* What is required
Pick every line from the data that holds the word "going".
══ Task material
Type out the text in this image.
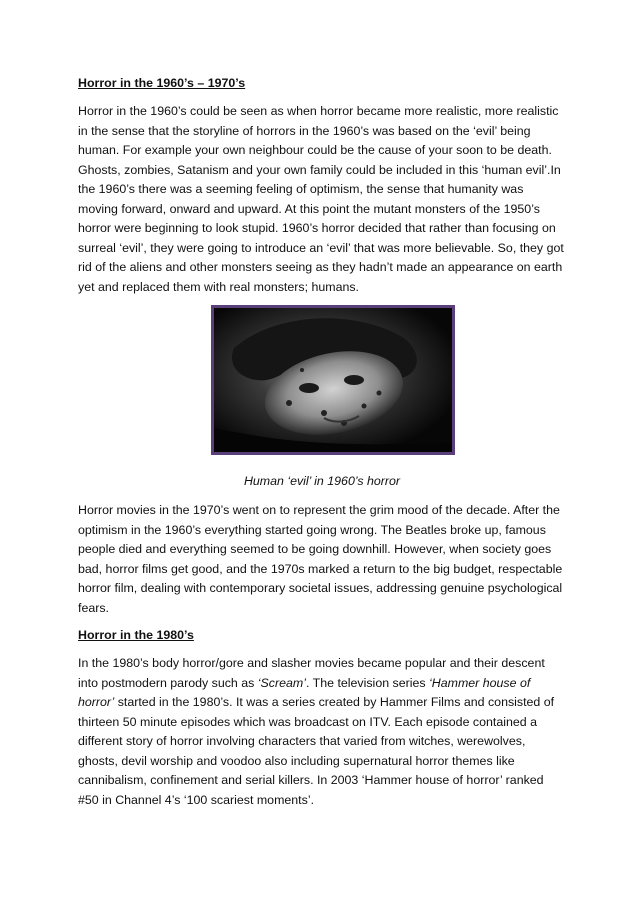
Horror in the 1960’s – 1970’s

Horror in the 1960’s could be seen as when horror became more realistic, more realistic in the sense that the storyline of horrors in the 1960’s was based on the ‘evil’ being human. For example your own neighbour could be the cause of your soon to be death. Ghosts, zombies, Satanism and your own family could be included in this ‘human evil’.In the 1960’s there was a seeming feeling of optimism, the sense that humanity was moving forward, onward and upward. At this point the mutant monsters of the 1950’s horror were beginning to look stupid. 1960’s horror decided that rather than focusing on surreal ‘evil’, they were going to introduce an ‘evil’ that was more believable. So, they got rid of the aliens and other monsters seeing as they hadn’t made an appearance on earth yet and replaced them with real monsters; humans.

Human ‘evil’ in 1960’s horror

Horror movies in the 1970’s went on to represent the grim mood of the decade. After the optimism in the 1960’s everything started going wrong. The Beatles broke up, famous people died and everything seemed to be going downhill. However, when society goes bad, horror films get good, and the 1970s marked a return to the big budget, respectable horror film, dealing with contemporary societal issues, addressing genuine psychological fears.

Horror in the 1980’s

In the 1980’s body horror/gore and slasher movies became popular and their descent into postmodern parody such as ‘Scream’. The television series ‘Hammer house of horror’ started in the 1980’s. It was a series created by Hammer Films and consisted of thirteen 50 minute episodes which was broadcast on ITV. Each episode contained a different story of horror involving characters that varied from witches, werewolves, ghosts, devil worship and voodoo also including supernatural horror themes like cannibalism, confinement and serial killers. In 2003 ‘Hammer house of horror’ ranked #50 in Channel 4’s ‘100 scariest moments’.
════
* Complete response
Horror in the 1960’s could be seen as when horror became more realistic, more realistic in the sense that the storyline of horrors in the 1960’s was based on the ‘evil’ being human. For example your own neighbour could be the cause of your soon to be death. Ghosts, zombies, Satanism and your own family could be included in this ‘human evil’.In the 1960’s there was a seeming feeling of optimism, the sense that humanity was moving forward, onward and upward. At this point the mutant monsters of the 1950’s horror were beginning to look stupid. 1960’s horror decided that rather than focusing on surreal ‘evil’, they were going to introduce an ‘evil’ that was more believable. So, they got rid of the aliens and other monsters seeing as they hadn’t made an appearance on earth yet and replaced them with real monsters; humans.
Horror movies in the 1970’s went on to represent the grim mood of the decade. After the optimism in the 1960’s everything started going wrong. The Beatles broke up, famous people died and everything seemed to be going downhill. However, when society goes bad, horror films get good, and the 1970s marked a return to the big budget, respectable horror film, dealing with contemporary societal issues, addressing genuine psychological fears.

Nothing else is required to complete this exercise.